→ To do
Repeat every record below exactly, leaving out the pictures.

===== Provided data =====

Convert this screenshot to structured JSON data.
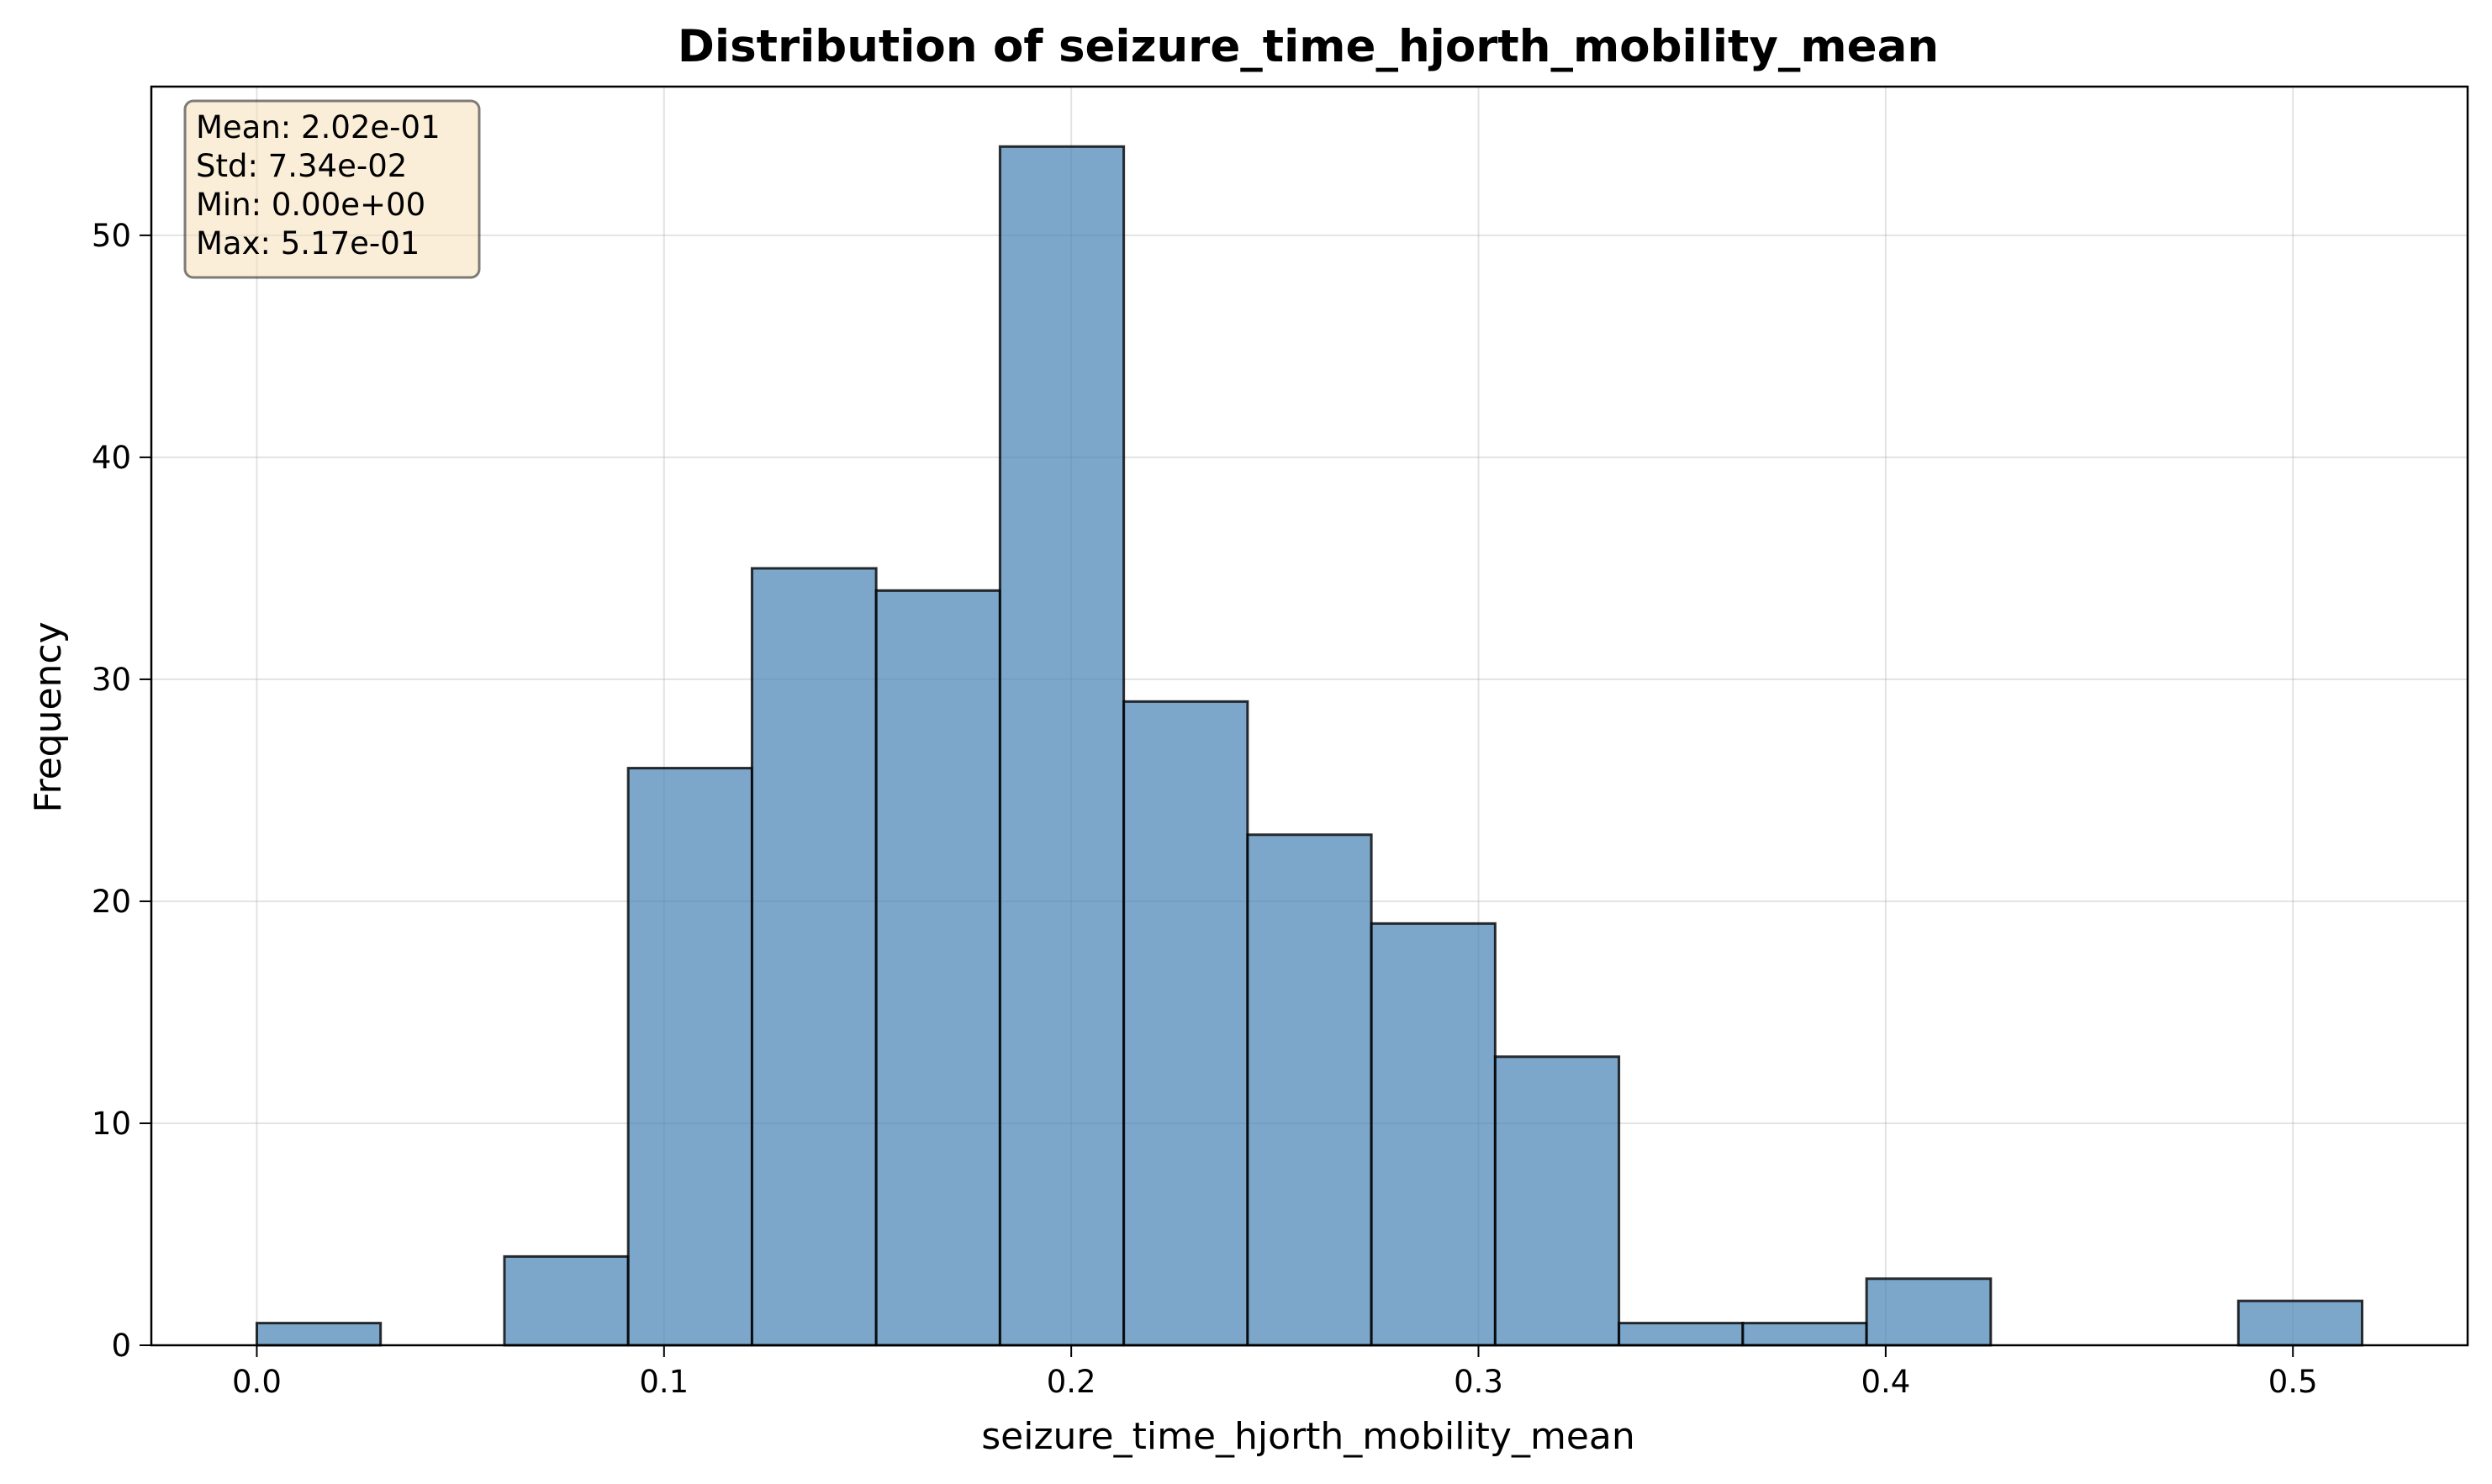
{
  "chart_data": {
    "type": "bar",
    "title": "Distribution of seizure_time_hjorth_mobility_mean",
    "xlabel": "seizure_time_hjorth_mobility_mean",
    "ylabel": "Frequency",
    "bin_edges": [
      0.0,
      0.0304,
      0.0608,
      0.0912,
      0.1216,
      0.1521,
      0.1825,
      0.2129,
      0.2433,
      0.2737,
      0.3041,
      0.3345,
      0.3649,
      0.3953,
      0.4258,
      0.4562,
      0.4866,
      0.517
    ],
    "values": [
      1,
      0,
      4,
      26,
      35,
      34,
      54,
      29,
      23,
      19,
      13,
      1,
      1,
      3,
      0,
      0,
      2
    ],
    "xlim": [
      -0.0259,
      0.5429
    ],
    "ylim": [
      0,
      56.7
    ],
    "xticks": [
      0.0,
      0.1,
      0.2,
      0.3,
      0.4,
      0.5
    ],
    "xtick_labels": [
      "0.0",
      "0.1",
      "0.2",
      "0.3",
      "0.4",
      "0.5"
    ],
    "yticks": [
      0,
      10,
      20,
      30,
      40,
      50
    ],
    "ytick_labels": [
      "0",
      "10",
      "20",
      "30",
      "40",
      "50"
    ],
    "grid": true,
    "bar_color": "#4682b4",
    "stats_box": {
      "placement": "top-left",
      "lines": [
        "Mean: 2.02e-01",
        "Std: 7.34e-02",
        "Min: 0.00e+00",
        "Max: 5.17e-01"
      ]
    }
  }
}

=====

→ Result of the exercise
Convert this screenshot to structured JSON data.
{
  "chart_data": {
    "type": "bar",
    "title": "Distribution of seizure_time_hjorth_mobility_mean",
    "xlabel": "seizure_time_hjorth_mobility_mean",
    "ylabel": "Frequency",
    "bin_edges": [
      0.0,
      0.0304,
      0.0608,
      0.0912,
      0.1216,
      0.1521,
      0.1825,
      0.2129,
      0.2433,
      0.2737,
      0.3041,
      0.3345,
      0.3649,
      0.3953,
      0.4258,
      0.4562,
      0.4866,
      0.517
    ],
    "values": [
      1,
      0,
      4,
      26,
      35,
      34,
      54,
      29,
      23,
      19,
      13,
      1,
      1,
      3,
      0,
      0,
      2
    ],
    "xlim": [
      -0.0259,
      0.5429
    ],
    "ylim": [
      0,
      56.7
    ],
    "xticks": [
      0.0,
      0.1,
      0.2,
      0.3,
      0.4,
      0.5
    ],
    "xtick_labels": [
      "0.0",
      "0.1",
      "0.2",
      "0.3",
      "0.4",
      "0.5"
    ],
    "yticks": [
      0,
      10,
      20,
      30,
      40,
      50
    ],
    "ytick_labels": [
      "0",
      "10",
      "20",
      "30",
      "40",
      "50"
    ],
    "grid": true,
    "bar_color": "#4682b4",
    "stats_box": {
      "placement": "top-left",
      "lines": [
        "Mean: 2.02e-01",
        "Std: 7.34e-02",
        "Min: 0.00e+00",
        "Max: 5.17e-01"
      ]
    }
  }
}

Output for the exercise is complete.